Data provided:
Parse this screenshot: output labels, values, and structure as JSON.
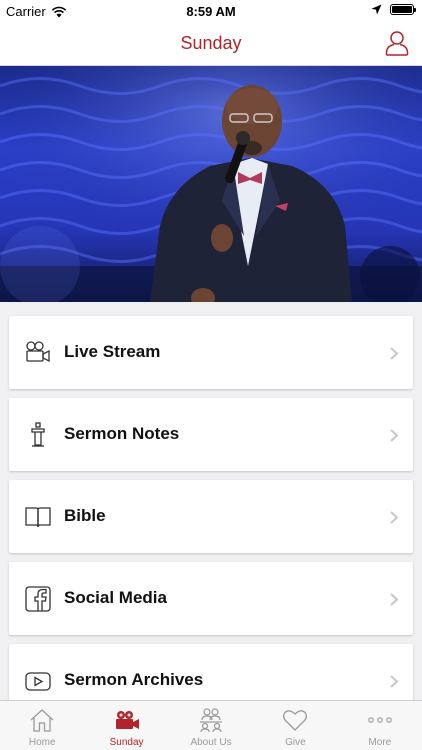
{
  "status_bar": {
    "carrier": "Carrier",
    "time": "8:59 AM"
  },
  "nav": {
    "title": "Sunday"
  },
  "colors": {
    "accent": "#b2242b",
    "tab_inactive": "#9a9a9a"
  },
  "menu": [
    {
      "label": "Live Stream",
      "icon": "video-camera-icon"
    },
    {
      "label": "Sermon Notes",
      "icon": "pulpit-icon"
    },
    {
      "label": "Bible",
      "icon": "book-icon"
    },
    {
      "label": "Social Media",
      "icon": "facebook-icon"
    },
    {
      "label": "Sermon Archives",
      "icon": "youtube-icon"
    }
  ],
  "tabs": [
    {
      "label": "Home",
      "icon": "home-icon",
      "active": false
    },
    {
      "label": "Sunday",
      "icon": "video-camera-icon",
      "active": true
    },
    {
      "label": "About Us",
      "icon": "people-icon",
      "active": false
    },
    {
      "label": "Give",
      "icon": "heart-icon",
      "active": false
    },
    {
      "label": "More",
      "icon": "more-dots-icon",
      "active": false
    }
  ]
}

Problem details:
Make an exact copy of all the material, but keep the pictures out of it.

Answer in full:
Parse this screenshot: output labels, values, and structure as JSON.
{
  "status_bar": {
    "carrier": "Carrier",
    "time": "8:59 AM"
  },
  "nav": {
    "title": "Sunday"
  },
  "colors": {
    "accent": "#b2242b",
    "tab_inactive": "#9a9a9a"
  },
  "menu": [
    {
      "label": "Live Stream",
      "icon": "video-camera-icon"
    },
    {
      "label": "Sermon Notes",
      "icon": "pulpit-icon"
    },
    {
      "label": "Bible",
      "icon": "book-icon"
    },
    {
      "label": "Social Media",
      "icon": "facebook-icon"
    },
    {
      "label": "Sermon Archives",
      "icon": "youtube-icon"
    }
  ],
  "tabs": [
    {
      "label": "Home",
      "icon": "home-icon",
      "active": false
    },
    {
      "label": "Sunday",
      "icon": "video-camera-icon",
      "active": true
    },
    {
      "label": "About Us",
      "icon": "people-icon",
      "active": false
    },
    {
      "label": "Give",
      "icon": "heart-icon",
      "active": false
    },
    {
      "label": "More",
      "icon": "more-dots-icon",
      "active": false
    }
  ]
}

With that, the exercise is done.